EXERCISE DESCRIPTION -
Sift the listing for lines that hold the string "visit" and pull them out.

(Items listed in a dataset)
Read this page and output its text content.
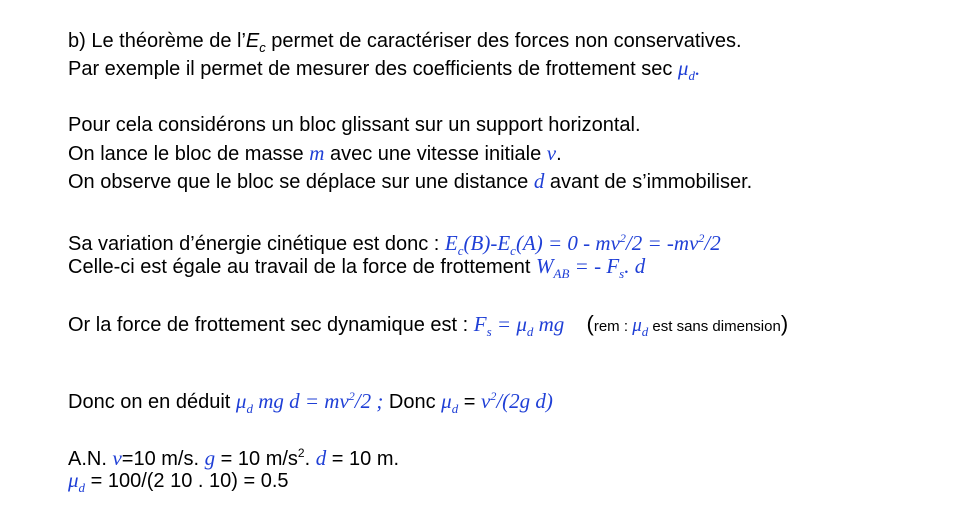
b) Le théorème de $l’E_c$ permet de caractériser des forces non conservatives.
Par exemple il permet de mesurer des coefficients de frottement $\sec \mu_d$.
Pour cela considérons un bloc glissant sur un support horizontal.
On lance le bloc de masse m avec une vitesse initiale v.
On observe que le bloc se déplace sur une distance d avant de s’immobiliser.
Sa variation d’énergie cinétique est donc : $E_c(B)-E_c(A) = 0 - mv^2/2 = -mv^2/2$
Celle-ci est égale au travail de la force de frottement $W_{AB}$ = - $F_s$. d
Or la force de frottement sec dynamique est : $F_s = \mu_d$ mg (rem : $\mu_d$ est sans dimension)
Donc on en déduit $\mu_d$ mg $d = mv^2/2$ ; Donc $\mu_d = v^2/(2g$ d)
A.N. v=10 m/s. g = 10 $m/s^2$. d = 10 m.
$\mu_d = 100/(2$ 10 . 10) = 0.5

...

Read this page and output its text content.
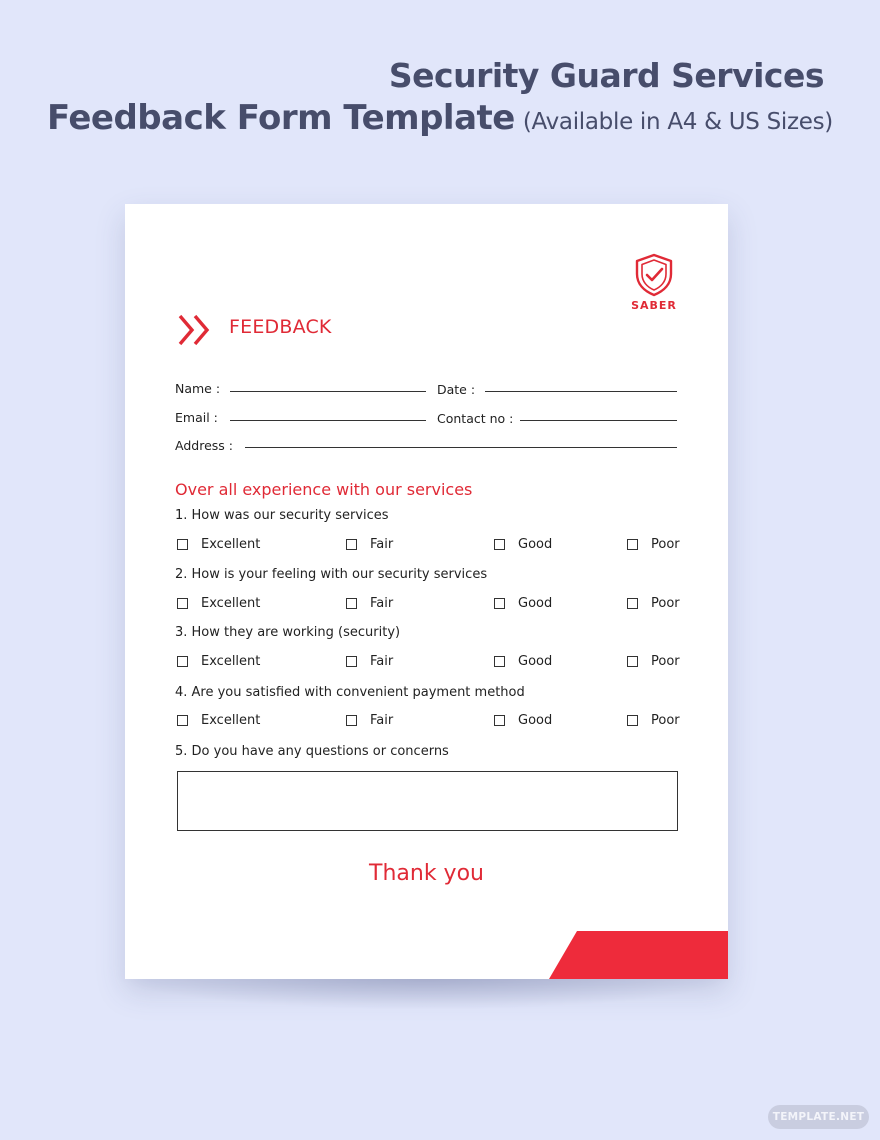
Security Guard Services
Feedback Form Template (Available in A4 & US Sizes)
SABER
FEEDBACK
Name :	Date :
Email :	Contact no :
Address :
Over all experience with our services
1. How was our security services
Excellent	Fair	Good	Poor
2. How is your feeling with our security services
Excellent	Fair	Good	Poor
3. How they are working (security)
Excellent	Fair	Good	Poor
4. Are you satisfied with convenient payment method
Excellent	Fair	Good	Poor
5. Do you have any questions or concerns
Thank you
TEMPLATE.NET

---

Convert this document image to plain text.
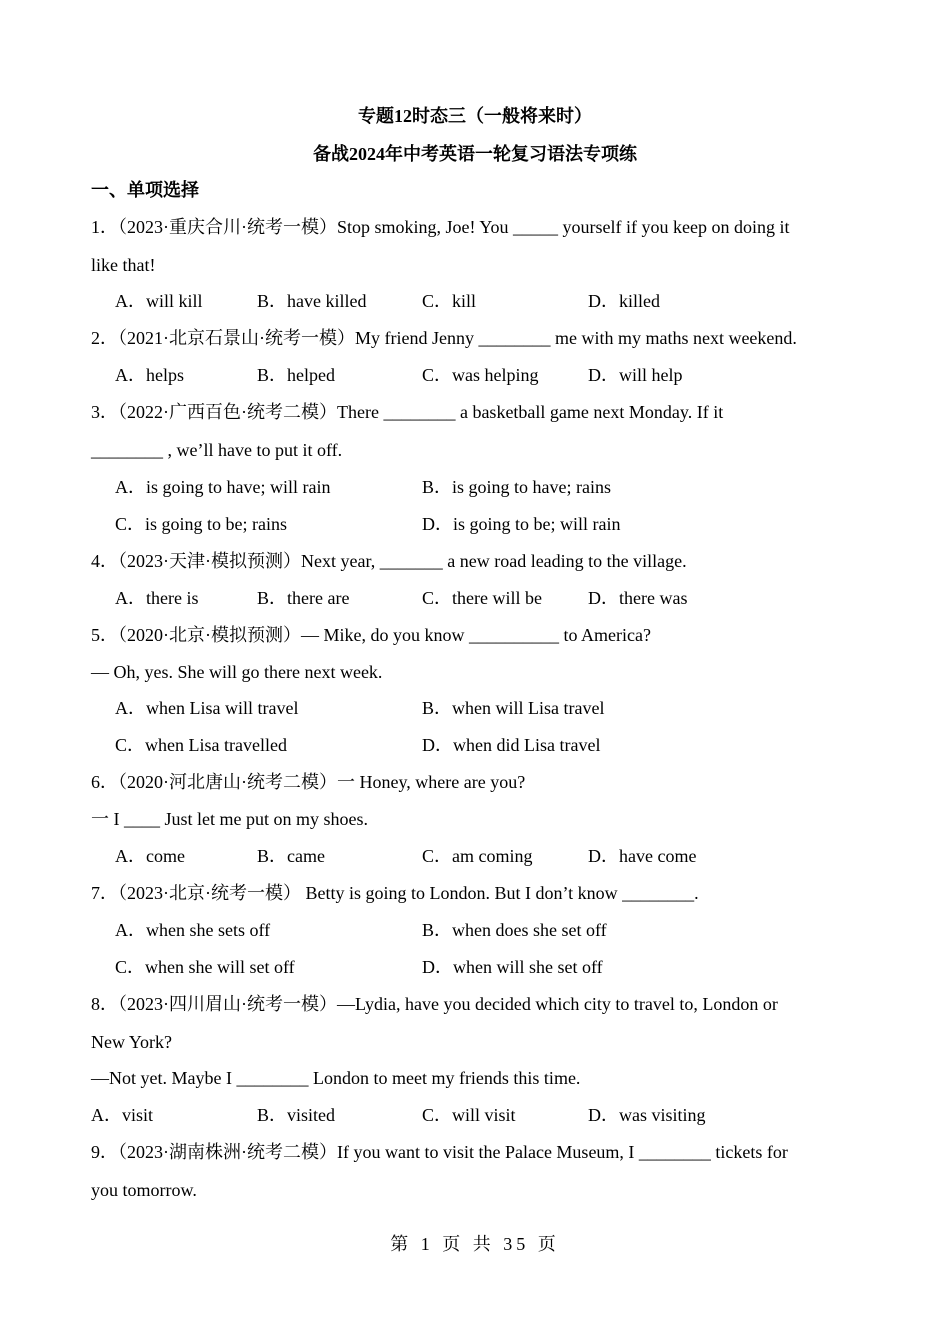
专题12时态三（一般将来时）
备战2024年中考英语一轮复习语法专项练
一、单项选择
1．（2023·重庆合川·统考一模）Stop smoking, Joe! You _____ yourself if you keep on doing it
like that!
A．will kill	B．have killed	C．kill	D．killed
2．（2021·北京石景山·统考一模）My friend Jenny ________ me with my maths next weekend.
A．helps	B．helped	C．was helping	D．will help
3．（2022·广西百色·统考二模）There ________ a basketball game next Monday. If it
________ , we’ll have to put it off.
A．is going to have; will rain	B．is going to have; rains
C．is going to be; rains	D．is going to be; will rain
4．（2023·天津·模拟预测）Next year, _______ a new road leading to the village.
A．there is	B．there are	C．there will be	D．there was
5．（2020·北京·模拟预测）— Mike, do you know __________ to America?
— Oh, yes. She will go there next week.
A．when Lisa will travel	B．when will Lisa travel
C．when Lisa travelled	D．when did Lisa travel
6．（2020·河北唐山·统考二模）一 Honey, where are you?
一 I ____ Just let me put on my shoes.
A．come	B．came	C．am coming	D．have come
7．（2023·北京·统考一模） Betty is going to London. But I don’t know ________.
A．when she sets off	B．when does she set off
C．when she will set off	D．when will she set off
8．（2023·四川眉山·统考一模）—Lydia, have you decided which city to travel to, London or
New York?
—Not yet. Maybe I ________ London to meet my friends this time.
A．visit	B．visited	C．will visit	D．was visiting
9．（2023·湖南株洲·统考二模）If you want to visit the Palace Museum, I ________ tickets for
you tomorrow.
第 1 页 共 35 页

SOLUTION TO THE EXERCISE -
A．visit	B．visited	C．will visit	D．was visiting
9．（2023·湖南株洲·统考二模）If you want to visit the Palace Museum, I ________ tickets for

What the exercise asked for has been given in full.